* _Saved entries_
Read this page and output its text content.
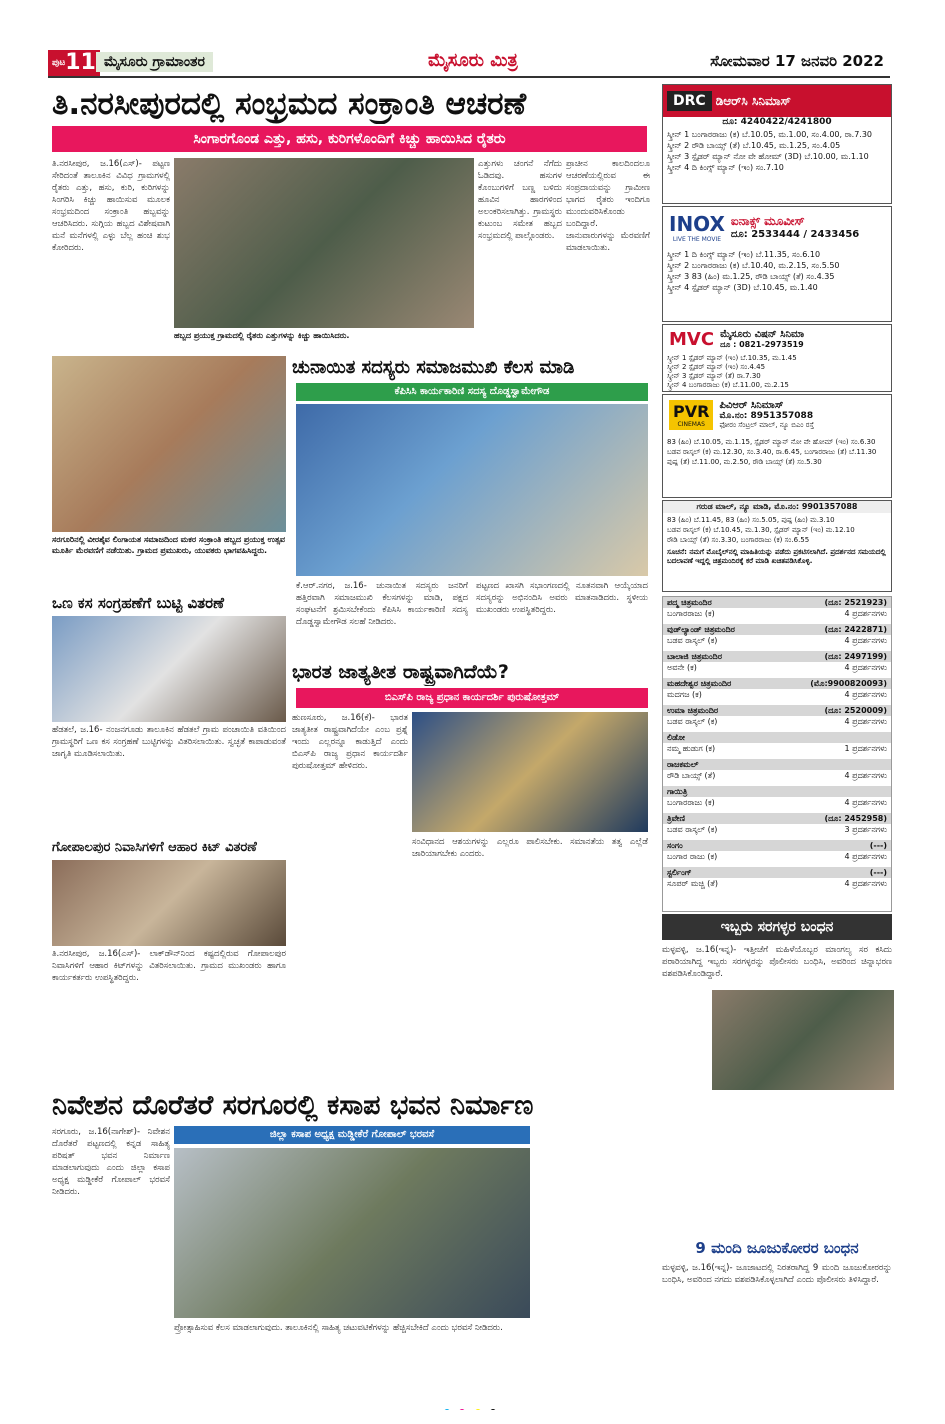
$^{ಪುಟ}$11 ಮೈಸೂರು ಗ್ರಾಮಾಂತರ	ಮೈಸೂರು ಮಿತ್ರ	ಸೋಮವಾರ 17 ಜನವರಿ 2022
ತಿ.ನರಸೀಪುರದಲ್ಲಿ ಸಂಭ್ರಮದ ಸಂಕ್ರಾಂತಿ ಆಚರಣೆ
ಸಿಂಗಾರಗೊಂಡ ಎತ್ತು, ಹಸು, ಕುರಿಗಳೊಂದಿಗೆ ಕಿಚ್ಚು ಹಾಯಿಸಿದ ರೈತರು
ತಿ.ನರಸೀಪುರ, ಜ.16(ಎಸ್)- ಪಟ್ಟಣ ಸೇರಿದಂತೆ ತಾಲೂಕಿನ ವಿವಿಧ ಗ್ರಾಮಗಳಲ್ಲಿ ರೈತರು ಎತ್ತು, ಹಸು, ಕುರಿ, ಕುರಿಗಳನ್ನು ಸಿಂಗರಿಸಿ ಕಿಚ್ಚು ಹಾಯಿಸುವ ಮೂಲಕ ಸಂಭ್ರಮದಿಂದ ಸಂಕ್ರಾಂತಿ ಹಬ್ಬವನ್ನು ಆಚರಿಸಿದರು. ಸುಗ್ಗಿಯ ಹಬ್ಬದ ವಿಶೇಷವಾಗಿ ಮನೆ ಮನೆಗಳಲ್ಲಿ ಎಳ್ಳು ಬೆಲ್ಲ ಹಂಚಿ ಶುಭ ಕೋರಿದರು.
ಹಬ್ಬದ ಪ್ರಯುಕ್ತ ಗ್ರಾಮದಲ್ಲಿ ರೈತರು ಎತ್ತುಗಳನ್ನು ಕಿಚ್ಚು ಹಾಯಿಸಿದರು.
ಎತ್ತುಗಳು ಚಂಗನೆ ನೆಗೆದು ಓಡಿದವು. ಹಸುಗಳ ಕೊಂಬುಗಳಿಗೆ ಬಣ್ಣ ಬಳಿದು ಹೂವಿನ ಹಾರಗಳಿಂದ ಅಲಂಕರಿಸಲಾಗಿತ್ತು. ಗ್ರಾಮಸ್ಥರು ಕುಟುಂಬ ಸಮೇತ ಹಬ್ಬದ ಸಂಭ್ರಮದಲ್ಲಿ ಪಾಲ್ಗೊಂಡರು.
ಪ್ರಾಚೀನ ಕಾಲದಿಂದಲೂ ಆಚರಣೆಯಲ್ಲಿರುವ ಈ ಸಂಪ್ರದಾಯವನ್ನು ಗ್ರಾಮೀಣ ಭಾಗದ ರೈತರು ಇಂದಿಗೂ ಮುಂದುವರಿಸಿಕೊಂಡು ಬಂದಿದ್ದಾರೆ. ಜಾನುವಾರುಗಳನ್ನು ಮೆರವಣಿಗೆ ಮಾಡಲಾಯಿತು.
ಸರಗೂರಿನಲ್ಲಿ ವೀರಶೈವ ಲಿಂಗಾಯತ ಸಮಾಜದಿಂದ ಮಕರ ಸಂಕ್ರಾಂತಿ ಹಬ್ಬದ ಪ್ರಯುಕ್ತ ಉತ್ಸವ ಮೂರ್ತಿ ಮೆರವಣಿಗೆ ನಡೆಯಿತು. ಗ್ರಾಮದ ಪ್ರಮುಖರು, ಯುವಕರು ಭಾಗವಹಿಸಿದ್ದರು.
ಚುನಾಯಿತ ಸದಸ್ಯರು ಸಮಾಜಮುಖಿ ಕೆಲಸ ಮಾಡಿ
ಕೆಪಿಸಿಸಿ ಕಾರ್ಯಕಾರಿಣಿ ಸದಸ್ಯ ದೊಡ್ಡಸ್ವಾಮೇಗೌಡ
ಕೆ.ಆರ್.ನಗರ, ಜ.16- ಚುನಾಯಿತ ಸದಸ್ಯರು ಜನರಿಗೆ ಹತ್ತಿರವಾಗಿ ಸಮಾಜಮುಖಿ ಕೆಲಸಗಳನ್ನು ಮಾಡಿ, ಪಕ್ಷದ ಸಂಘಟನೆಗೆ ಶ್ರಮಿಸಬೇಕೆಂದು ಕೆಪಿಸಿಸಿ ಕಾರ್ಯಕಾರಿಣಿ ಸದಸ್ಯ ದೊಡ್ಡಸ್ವಾಮೇಗೌಡ ಸಲಹೆ ನೀಡಿದರು.
ಪಟ್ಟಣದ ಖಾಸಗಿ ಸಭಾಂಗಣದಲ್ಲಿ ನೂತನವಾಗಿ ಆಯ್ಕೆಯಾದ ಸದಸ್ಯರನ್ನು ಅಭಿನಂದಿಸಿ ಅವರು ಮಾತನಾಡಿದರು. ಸ್ಥಳೀಯ ಮುಖಂಡರು ಉಪಸ್ಥಿತರಿದ್ದರು.
ಒಣ ಕಸ ಸಂಗ್ರಹಣೆಗೆ ಬುಟ್ಟಿ ವಿತರಣೆ
ಹೆಡತಲೆ, ಜ.16- ನಂಜನಗೂಡು ತಾಲೂಕಿನ ಹೆಡತಲೆ ಗ್ರಾಮ ಪಂಚಾಯಿತಿ ವತಿಯಿಂದ ಗ್ರಾಮಸ್ಥರಿಗೆ ಒಣ ಕಸ ಸಂಗ್ರಹಣೆ ಬುಟ್ಟಿಗಳನ್ನು ವಿತರಿಸಲಾಯಿತು. ಸ್ವಚ್ಛತೆ ಕಾಪಾಡುವಂತೆ ಜಾಗೃತಿ ಮೂಡಿಸಲಾಯಿತು.
ಭಾರತ ಜಾತ್ಯತೀತ ರಾಷ್ಟ್ರವಾಗಿದೆಯೆ?
ಬಿಎಸ್‌ಪಿ ರಾಜ್ಯ ಪ್ರಧಾನ ಕಾರ್ಯದರ್ಶಿ ಪುರುಷೋತ್ತಮ್
ಹುಣಸೂರು, ಜ.16(ಕೆ)- ಭಾರತ ಜಾತ್ಯತೀತ ರಾಷ್ಟ್ರವಾಗಿದೆಯೇ ಎಂಬ ಪ್ರಶ್ನೆ ಇಂದು ಎಲ್ಲರನ್ನೂ ಕಾಡುತ್ತಿದೆ ಎಂದು ಬಿಎಸ್‌ಪಿ ರಾಜ್ಯ ಪ್ರಧಾನ ಕಾರ್ಯದರ್ಶಿ ಪುರುಷೋತ್ತಮ್ ಹೇಳಿದರು.
ಸಂವಿಧಾನದ ಆಶಯಗಳನ್ನು ಎಲ್ಲರೂ ಪಾಲಿಸಬೇಕು. ಸಮಾನತೆಯ ತತ್ವ ಎಲ್ಲೆಡೆ ಜಾರಿಯಾಗಬೇಕು ಎಂದರು.
ಗೋಪಾಲಪುರ ನಿವಾಸಿಗಳಿಗೆ ಆಹಾರ ಕಿಟ್ ವಿತರಣೆ
ತಿ.ನರಸೀಪುರ, ಜ.16(ಎಸ್)- ಲಾಕ್‌ಡೌನ್‌ನಿಂದ ಕಷ್ಟದಲ್ಲಿರುವ ಗೋಪಾಲಪುರ ನಿವಾಸಿಗಳಿಗೆ ಆಹಾರ ಕಿಟ್‌ಗಳನ್ನು ವಿತರಿಸಲಾಯಿತು. ಗ್ರಾಮದ ಮುಖಂಡರು ಹಾಗೂ ಕಾರ್ಯಕರ್ತರು ಉಪಸ್ಥಿತರಿದ್ದರು.
ನಿವೇಶನ ದೊರೆತರೆ ಸರಗೂರಲ್ಲಿ ಕಸಾಪ ಭವನ ನಿರ್ಮಾಣ
ಸರಗೂರು, ಜ.16(ನಾಗೇಶ್)- ನಿವೇಶನ ದೊರೆತರೆ ಪಟ್ಟಣದಲ್ಲಿ ಕನ್ನಡ ಸಾಹಿತ್ಯ ಪರಿಷತ್ ಭವನ ನಿರ್ಮಾಣ ಮಾಡಲಾಗುವುದು ಎಂದು ಜಿಲ್ಲಾ ಕಸಾಪ ಅಧ್ಯಕ್ಷ ಮಡ್ಡೀಕೆರೆ ಗೋಪಾಲ್ ಭರವಸೆ ನೀಡಿದರು.
ಜಿಲ್ಲಾ ಕಸಾಪ ಅಧ್ಯಕ್ಷ ಮಡ್ಡೀಕೆರೆ ಗೋಪಾಲ್ ಭರವಸೆ
ಪ್ರೋತ್ಸಾಹಿಸುವ ಕೆಲಸ ಮಾಡಲಾಗುವುದು. ತಾಲೂಕಿನಲ್ಲಿ ಸಾಹಿತ್ಯ ಚಟುವಟಿಕೆಗಳನ್ನು ಹೆಚ್ಚಿಸಬೇಕಿದೆ ಎಂದು ಭರವಸೆ ನೀಡಿದರು.
DRC ಡಿಆರ್‌ಸಿ ಸಿನಿಮಾಸ್
ದೂ: 4240422/4241800
ಸ್ಕ್ರೀನ್ 1 ಬಂಗಾರರಾಜು (ಕ) ಬೆ.10.05, ಮ.1.00, ಸಂ.4.00, ರಾ.7.30
ಸ್ಕ್ರೀನ್ 2 ರೌಡಿ ಬಾಯ್ಸ್ (ತೆ) ಬೆ.10.45, ಮ.1.25, ಸಂ.4.05
ಸ್ಕ್ರೀನ್ 3 ಸ್ಪೈಡರ್ ಮ್ಯಾನ್ ನೋ ವೇ ಹೋಮ್ (3D) ಬೆ.10.00, ಮ.1.10
ಸ್ಕ್ರೀನ್ 4 ದಿ ಕಿಂಗ್ಸ್ ಮ್ಯಾನ್ (ಇಂ) ಸಂ.7.10
INOX
LIVE THE MOVIE
ಐನಾಕ್ಸ್ ಮೂವೀಸ್
ದೂ: 2533444 / 2433456
ಸ್ಕ್ರೀನ್ 1 ದಿ ಕಿಂಗ್ಸ್ ಮ್ಯಾನ್ (ಇಂ) ಬೆ.11.35, ಸಂ.6.10
ಸ್ಕ್ರೀನ್ 2 ಬಂಗಾರರಾಜು (ಕ) ಬೆ.10.40, ಮ.2.15, ಸಂ.5.50
ಸ್ಕ್ರೀನ್ 3 83 (ಹಿಂ) ಮ.1.25, ರೌಡಿ ಬಾಯ್ಸ್ (ತೆ) ಸಂ.4.35
ಸ್ಕ್ರೀನ್ 4 ಸ್ಪೈಡರ್ ಮ್ಯಾನ್ (3D) ಬೆ.10.45, ಮ.1.40
MVC ಮೈಸೂರು ವಿಷನ್ ಸಿನಿಮಾ
ದೂ : 0821-2973519
ಸ್ಕ್ರೀನ್ 1 ಸ್ಪೈಡರ್ ಮ್ಯಾನ್ (ಇಂ) ಬೆ.10.35, ಮ.1.45
ಸ್ಕ್ರೀನ್ 2 ಸ್ಪೈಡರ್ ಮ್ಯಾನ್ (ಇಂ) ಸಂ.4.45
ಸ್ಕ್ರೀನ್ 3 ಸ್ಪೈಡರ್ ಮ್ಯಾನ್ (ತೆ) ರಾ.7.30
ಸ್ಕ್ರೀನ್ 4 ಬಂಗಾರರಾಜು (ಕ) ಬೆ.11.00, ಮ.2.15
PVR
CINEMAS
ಪಿವಿಆರ್ ಸಿನಿಮಾಸ್
ಮೊ.ನಂ: 8951357088
ಫೋರಂ ಸೆಂಟ್ರಲ್ ಮಾಲ್, ನ್ಯೂ ಬಿಎಂ ರಸ್ತೆ
83 (ಹಿಂ) ಬೆ.10.05, ಮ.1.15, ಸ್ಪೈಡರ್ ಮ್ಯಾನ್ ನೋ ವೇ ಹೋಮ್ (ಇಂ) ಸಂ.6.30
ಬಡವ ರಾಸ್ಕಲ್ (ಕ) ಮ.12.30, ಸಂ.3.40, ರಾ.6.45, ಬಂಗಾರರಾಜು (ತೆ) ಬೆ.11.30
ಪುಷ್ಪ (ತೆ) ಬೆ.11.00, ಮ.2.50, ರೌಡಿ ಬಾಯ್ಸ್ (ತೆ) ಸಂ.5.30
ಗರುಡ ಮಾಲ್, ನ್ಯೂ ಮಾಡಿ, ಮೊ.ನಂ: 9901357088
83 (ಹಿಂ) ಬೆ.11.45, 83 (ಹಿಂ) ಸಂ.5.05, ಪುಷ್ಪ (ಹಿಂ) ಮ.3.10
ಬಡವ ರಾಸ್ಕಲ್ (ಕ) ಬೆ.10.45, ಮ.1.30, ಸ್ಪೈಡರ್ ಮ್ಯಾನ್ (ಇಂ) ಮ.12.10
ರೌಡಿ ಬಾಯ್ಸ್ (ತೆ) ಸಂ.3.30, ಬಂಗಾರರಾಜು (ಕ) ಸಂ.6.55
ಸೂಚನೆ: ನಮಗೆ ಮೊಬೈಲ್‌ನಲ್ಲಿ ಮಾಹಿತಿಯನ್ನು ಪಡೆದು ಪ್ರಕಟಿಸಲಾಗಿದೆ. ಪ್ರದರ್ಶನದ ಸಮಯದಲ್ಲಿ ಬದಲಾವಣೆ ಇದ್ದಲ್ಲಿ ಚಿತ್ರಮಂದಿರಕ್ಕೆ ಕರೆ ಮಾಡಿ ಖಚಿತಪಡಿಸಿಕೊಳ್ಳಿ.
ಪದ್ಮ ಚಿತ್ರಮಂದಿರ	(ದೂ: 2521923)
ಬಂಗಾರರಾಜು (ಕ)	4 ಪ್ರದರ್ಶನಗಳು
ವುಡ್‌ಲ್ಯಾಂಡ್ ಚಿತ್ರಮಂದಿರ	(ದೂ: 2422871)
ಬಡವ ರಾಸ್ಕಲ್ (ಕ)	4 ಪ್ರದರ್ಶನಗಳು
ಬಾಲಾಜಿ ಚಿತ್ರಮಂದಿರ	(ದೂ: 2497199)
ಅವನೇ (ಕ)	4 ಪ್ರದರ್ಶನಗಳು
ಮಹದೇಶ್ವರ ಚಿತ್ರಮಂದಿರ	(ಮೊ:9900820093)
ಮದಗಜ (ಕ)	4 ಪ್ರದರ್ಶನಗಳು
ಉಮಾ ಚಿತ್ರಮಂದಿರ	(ದೂ: 2520009)
ಬಡವ ರಾಸ್ಕಲ್ (ಕ)	4 ಪ್ರದರ್ಶನಗಳು
ಲಿಡೋ
ನಮ್ಮ ಹುಡುಗ (ಕ)	1 ಪ್ರದರ್ಶನಗಳು
ರಾಜಕಮಲ್
ರೌಡಿ ಬಾಯ್ಸ್ (ತೆ)	4 ಪ್ರದರ್ಶನಗಳು
ಗಾಯಿತ್ರಿ
ಬಂಗಾರರಾಜು (ಕ)	4 ಪ್ರದರ್ಶನಗಳು
ತ್ರಿವೇಣಿ	(ದೂ: 2452958)
ಬಡವ ರಾಸ್ಕಲ್ (ಕ)	3 ಪ್ರದರ್ಶನಗಳು
ಸಂಗಂ	(---)
ಬಂಗಾರ ರಾಜು (ಕ)	4 ಪ್ರದರ್ಶನಗಳು
ಸ್ಟರ್ಲಿಂಗ್	(---)
ಸೂಪರ್ ಮಚ್ಚಿ (ತೆ)	4 ಪ್ರದರ್ಶನಗಳು
ಇಬ್ಬರು ಸರಗಳ್ಳರ ಬಂಧನ
ಮಳ್ಳವಳ್ಳಿ, ಜ.16(ಇನ್ನ)- ಇತ್ತೀಚೆಗೆ ಮಹಿಳೆಯೊಬ್ಬರ ಮಾಂಗಲ್ಯ ಸರ ಕಸಿದು ಪರಾರಿಯಾಗಿದ್ದ ಇಬ್ಬರು ಸರಗಳ್ಳರನ್ನು ಪೊಲೀಸರು ಬಂಧಿಸಿ, ಅವರಿಂದ ಚಿನ್ನಾಭರಣ ವಶಪಡಿಸಿಕೊಂಡಿದ್ದಾರೆ.
9 ಮಂದಿ ಜೂಜುಕೋರರ ಬಂಧನ
ಮಳ್ಳವಳ್ಳಿ, ಜ.16(ಇನ್ನ)- ಜೂಜಾಟದಲ್ಲಿ ನಿರತರಾಗಿದ್ದ 9 ಮಂದಿ ಜೂಜುಕೋರರನ್ನು ಬಂಧಿಸಿ, ಅವರಿಂದ ನಗದು ವಶಪಡಿಸಿಕೊಳ್ಳಲಾಗಿದೆ ಎಂದು ಪೊಲೀಸರು ತಿಳಿಸಿದ್ದಾರೆ.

* _WHAT TO DO_
Using the listing, collect all lines in which the string "ಶನಗಳ" is found.

* _CORRECT ANSWER_
ಬಂಗಾರರಾಜು (ಕ)	4 ಪ್ರದರ್ಶನಗಳು
ಬಡವ ರಾಸ್ಕಲ್ (ಕ)	4 ಪ್ರದರ್ಶನಗಳು
ಅವನೇ (ಕ)	4 ಪ್ರದರ್ಶನಗಳು
ಮದಗಜ (ಕ)	4 ಪ್ರದರ್ಶನಗಳು
ಬಡವ ರಾಸ್ಕಲ್ (ಕ)	4 ಪ್ರದರ್ಶನಗಳು
ನಮ್ಮ ಹುಡುಗ (ಕ)	1 ಪ್ರದರ್ಶನಗಳು
ರೌಡಿ ಬಾಯ್ಸ್ (ತೆ)	4 ಪ್ರದರ್ಶನಗಳು
ಬಂಗಾರರಾಜು (ಕ)	4 ಪ್ರದರ್ಶನಗಳು
ಬಡವ ರಾಸ್ಕಲ್ (ಕ)	3 ಪ್ರದರ್ಶನಗಳು
ಬಂಗಾರ ರಾಜು (ಕ)	4 ಪ್ರದರ್ಶನಗಳು
ಸೂಪರ್ ಮಚ್ಚಿ (ತೆ)	4 ಪ್ರದರ್ಶನಗಳು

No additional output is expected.